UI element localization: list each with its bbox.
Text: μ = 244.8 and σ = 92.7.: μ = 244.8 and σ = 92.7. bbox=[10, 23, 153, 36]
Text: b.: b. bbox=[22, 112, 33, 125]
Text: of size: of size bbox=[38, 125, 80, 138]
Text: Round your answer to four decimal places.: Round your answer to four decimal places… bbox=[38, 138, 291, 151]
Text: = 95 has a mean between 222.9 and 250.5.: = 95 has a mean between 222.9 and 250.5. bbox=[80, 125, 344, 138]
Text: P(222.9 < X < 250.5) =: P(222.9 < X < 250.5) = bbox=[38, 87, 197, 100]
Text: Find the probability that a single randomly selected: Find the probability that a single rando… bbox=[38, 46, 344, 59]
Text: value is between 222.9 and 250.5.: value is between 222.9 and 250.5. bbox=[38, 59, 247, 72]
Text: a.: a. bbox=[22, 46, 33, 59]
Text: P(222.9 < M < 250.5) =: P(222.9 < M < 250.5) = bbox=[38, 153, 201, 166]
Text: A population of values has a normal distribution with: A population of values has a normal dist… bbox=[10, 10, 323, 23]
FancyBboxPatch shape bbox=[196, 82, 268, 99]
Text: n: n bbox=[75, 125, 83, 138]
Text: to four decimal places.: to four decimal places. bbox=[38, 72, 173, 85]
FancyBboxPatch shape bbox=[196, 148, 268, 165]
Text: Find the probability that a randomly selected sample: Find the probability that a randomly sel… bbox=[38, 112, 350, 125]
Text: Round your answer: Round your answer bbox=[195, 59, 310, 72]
·····
- [Aim]: Transcribe all of the lines above verbatim, in their original order.

- [Final answer]:
UI element localization: list each with its bbox.
Text: μ = 244.8 and σ = 92.7.: μ = 244.8 and σ = 92.7. bbox=[10, 23, 153, 36]
Text: b.: b. bbox=[22, 112, 33, 125]
Text: of size: of size bbox=[38, 125, 80, 138]
Text: Round your answer to four decimal places.: Round your answer to four decimal places… bbox=[38, 138, 291, 151]
Text: = 95 has a mean between 222.9 and 250.5.: = 95 has a mean between 222.9 and 250.5. bbox=[80, 125, 344, 138]
Text: P(222.9 < X < 250.5) =: P(222.9 < X < 250.5) = bbox=[38, 87, 197, 100]
Text: Find the probability that a single randomly selected: Find the probability that a single rando… bbox=[38, 46, 344, 59]
Text: value is between 222.9 and 250.5.: value is between 222.9 and 250.5. bbox=[38, 59, 247, 72]
Text: a.: a. bbox=[22, 46, 33, 59]
Text: P(222.9 < M < 250.5) =: P(222.9 < M < 250.5) = bbox=[38, 153, 201, 166]
Text: A population of values has a normal distribution with: A population of values has a normal dist… bbox=[10, 10, 323, 23]
FancyBboxPatch shape bbox=[196, 82, 268, 99]
Text: n: n bbox=[75, 125, 83, 138]
Text: to four decimal places.: to four decimal places. bbox=[38, 72, 173, 85]
FancyBboxPatch shape bbox=[196, 148, 268, 165]
Text: Find the probability that a randomly selected sample: Find the probability that a randomly sel… bbox=[38, 112, 350, 125]
Text: Round your answer: Round your answer bbox=[195, 59, 310, 72]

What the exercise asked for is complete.